TASK INSTRUCTIONS> Copy each line of the entries that contains the word "structured".

Dataset items
[start]

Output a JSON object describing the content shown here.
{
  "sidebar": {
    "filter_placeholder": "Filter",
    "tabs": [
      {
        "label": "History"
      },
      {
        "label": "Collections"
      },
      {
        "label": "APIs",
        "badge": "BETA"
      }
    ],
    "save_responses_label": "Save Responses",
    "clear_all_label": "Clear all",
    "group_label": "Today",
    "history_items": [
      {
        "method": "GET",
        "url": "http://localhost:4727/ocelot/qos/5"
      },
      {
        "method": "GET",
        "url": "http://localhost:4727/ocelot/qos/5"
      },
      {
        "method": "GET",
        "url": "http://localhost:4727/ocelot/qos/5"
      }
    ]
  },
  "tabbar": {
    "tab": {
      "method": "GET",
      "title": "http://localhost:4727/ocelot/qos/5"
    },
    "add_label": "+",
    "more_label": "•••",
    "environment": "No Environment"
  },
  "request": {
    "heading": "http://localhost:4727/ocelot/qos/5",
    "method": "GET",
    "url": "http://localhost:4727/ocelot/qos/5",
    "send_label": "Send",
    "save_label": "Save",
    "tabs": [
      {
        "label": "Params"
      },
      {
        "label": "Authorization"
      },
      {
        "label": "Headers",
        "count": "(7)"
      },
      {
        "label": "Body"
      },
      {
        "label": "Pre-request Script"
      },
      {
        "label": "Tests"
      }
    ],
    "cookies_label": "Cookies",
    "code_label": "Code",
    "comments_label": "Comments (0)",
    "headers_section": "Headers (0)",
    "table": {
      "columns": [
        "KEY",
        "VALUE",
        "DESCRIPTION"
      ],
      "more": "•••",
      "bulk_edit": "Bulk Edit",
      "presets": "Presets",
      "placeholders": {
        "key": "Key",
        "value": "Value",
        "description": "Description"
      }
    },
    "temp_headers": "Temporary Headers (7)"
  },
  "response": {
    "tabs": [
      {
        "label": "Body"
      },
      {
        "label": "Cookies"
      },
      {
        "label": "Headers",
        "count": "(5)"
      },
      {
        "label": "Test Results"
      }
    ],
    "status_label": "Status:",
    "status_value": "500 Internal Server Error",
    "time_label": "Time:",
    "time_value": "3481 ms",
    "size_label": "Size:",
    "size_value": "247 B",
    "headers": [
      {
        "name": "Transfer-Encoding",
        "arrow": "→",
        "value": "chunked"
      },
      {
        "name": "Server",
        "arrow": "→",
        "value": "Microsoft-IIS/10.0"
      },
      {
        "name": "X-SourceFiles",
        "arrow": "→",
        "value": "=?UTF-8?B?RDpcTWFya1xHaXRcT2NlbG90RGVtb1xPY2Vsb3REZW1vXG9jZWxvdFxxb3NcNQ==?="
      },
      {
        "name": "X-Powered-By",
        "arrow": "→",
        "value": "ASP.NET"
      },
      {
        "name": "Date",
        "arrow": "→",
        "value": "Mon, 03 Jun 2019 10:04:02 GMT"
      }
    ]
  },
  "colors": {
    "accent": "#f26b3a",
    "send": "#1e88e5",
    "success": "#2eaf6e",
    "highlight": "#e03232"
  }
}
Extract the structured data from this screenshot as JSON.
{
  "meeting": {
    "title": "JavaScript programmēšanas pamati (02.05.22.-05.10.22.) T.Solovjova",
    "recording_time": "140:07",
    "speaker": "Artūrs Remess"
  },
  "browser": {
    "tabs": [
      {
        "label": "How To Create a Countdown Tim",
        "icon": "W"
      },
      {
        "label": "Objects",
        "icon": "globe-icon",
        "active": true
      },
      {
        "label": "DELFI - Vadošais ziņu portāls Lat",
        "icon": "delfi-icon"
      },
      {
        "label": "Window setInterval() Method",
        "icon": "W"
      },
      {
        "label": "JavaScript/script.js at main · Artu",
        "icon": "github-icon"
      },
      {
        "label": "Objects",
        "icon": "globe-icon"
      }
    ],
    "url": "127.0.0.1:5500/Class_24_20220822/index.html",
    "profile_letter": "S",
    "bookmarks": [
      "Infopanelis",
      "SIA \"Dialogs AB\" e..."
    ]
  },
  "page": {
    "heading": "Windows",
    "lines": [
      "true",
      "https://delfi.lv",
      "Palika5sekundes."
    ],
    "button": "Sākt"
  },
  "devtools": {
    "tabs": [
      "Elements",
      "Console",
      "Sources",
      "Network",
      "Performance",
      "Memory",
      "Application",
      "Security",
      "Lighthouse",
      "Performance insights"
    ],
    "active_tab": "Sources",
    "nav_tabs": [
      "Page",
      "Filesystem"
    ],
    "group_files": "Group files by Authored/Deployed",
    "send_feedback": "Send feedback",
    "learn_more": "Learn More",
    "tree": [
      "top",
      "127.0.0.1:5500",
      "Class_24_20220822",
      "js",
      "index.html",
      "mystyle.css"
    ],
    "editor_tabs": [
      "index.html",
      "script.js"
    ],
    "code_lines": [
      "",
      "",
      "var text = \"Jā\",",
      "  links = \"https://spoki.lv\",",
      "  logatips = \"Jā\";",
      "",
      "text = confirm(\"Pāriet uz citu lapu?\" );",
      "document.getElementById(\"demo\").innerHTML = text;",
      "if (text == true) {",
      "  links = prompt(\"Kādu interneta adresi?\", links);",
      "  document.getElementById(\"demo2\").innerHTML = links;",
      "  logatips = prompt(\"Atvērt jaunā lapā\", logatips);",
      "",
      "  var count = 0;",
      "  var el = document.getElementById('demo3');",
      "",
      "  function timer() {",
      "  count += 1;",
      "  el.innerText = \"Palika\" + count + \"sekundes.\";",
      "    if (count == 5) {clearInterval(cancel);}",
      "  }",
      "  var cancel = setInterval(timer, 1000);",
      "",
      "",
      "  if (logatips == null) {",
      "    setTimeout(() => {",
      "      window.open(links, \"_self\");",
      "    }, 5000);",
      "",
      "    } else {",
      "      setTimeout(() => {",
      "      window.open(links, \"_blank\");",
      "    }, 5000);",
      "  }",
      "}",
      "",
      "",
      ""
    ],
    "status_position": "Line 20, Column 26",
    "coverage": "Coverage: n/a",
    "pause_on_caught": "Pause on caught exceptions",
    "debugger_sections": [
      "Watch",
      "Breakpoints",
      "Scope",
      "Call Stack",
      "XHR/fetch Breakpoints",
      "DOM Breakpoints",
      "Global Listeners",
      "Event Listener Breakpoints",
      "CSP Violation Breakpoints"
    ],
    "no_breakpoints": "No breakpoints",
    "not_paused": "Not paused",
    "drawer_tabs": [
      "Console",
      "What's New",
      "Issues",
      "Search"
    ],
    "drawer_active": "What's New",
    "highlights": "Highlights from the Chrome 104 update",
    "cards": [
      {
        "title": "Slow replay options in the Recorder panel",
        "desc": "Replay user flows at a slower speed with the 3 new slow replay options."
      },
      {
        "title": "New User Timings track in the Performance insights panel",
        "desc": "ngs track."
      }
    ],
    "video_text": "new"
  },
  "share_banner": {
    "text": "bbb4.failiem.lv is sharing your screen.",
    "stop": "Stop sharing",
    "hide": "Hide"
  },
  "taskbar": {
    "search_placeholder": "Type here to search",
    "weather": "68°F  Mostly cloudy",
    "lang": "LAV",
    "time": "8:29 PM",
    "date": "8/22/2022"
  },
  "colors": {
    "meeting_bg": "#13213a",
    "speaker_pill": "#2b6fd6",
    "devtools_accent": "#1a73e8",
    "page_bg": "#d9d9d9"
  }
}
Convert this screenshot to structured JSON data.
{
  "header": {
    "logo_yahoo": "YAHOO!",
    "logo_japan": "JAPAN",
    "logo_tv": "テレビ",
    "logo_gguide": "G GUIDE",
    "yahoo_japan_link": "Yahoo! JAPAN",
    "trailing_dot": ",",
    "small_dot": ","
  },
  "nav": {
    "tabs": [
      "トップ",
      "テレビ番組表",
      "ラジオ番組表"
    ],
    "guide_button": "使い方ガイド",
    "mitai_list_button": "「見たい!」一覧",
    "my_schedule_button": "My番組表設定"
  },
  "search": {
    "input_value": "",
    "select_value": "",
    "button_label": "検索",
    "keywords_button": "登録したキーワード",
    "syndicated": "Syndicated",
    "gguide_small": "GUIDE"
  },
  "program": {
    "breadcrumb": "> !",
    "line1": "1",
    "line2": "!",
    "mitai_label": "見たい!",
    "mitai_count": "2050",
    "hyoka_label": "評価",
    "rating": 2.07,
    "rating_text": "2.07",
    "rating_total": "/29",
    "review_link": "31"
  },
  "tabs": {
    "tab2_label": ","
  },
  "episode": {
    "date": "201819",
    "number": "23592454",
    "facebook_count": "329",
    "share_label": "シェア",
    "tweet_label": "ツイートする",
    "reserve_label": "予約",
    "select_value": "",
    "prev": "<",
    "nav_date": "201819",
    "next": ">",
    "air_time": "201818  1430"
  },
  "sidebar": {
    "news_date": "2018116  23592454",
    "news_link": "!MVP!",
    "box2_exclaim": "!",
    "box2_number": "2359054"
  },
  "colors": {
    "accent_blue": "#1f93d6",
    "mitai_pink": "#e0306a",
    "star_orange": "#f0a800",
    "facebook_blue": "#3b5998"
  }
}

[end]

TASK ANSWER>
Extract the structured data from this screenshot as JSON.
Convert this screenshot to structured JSON data.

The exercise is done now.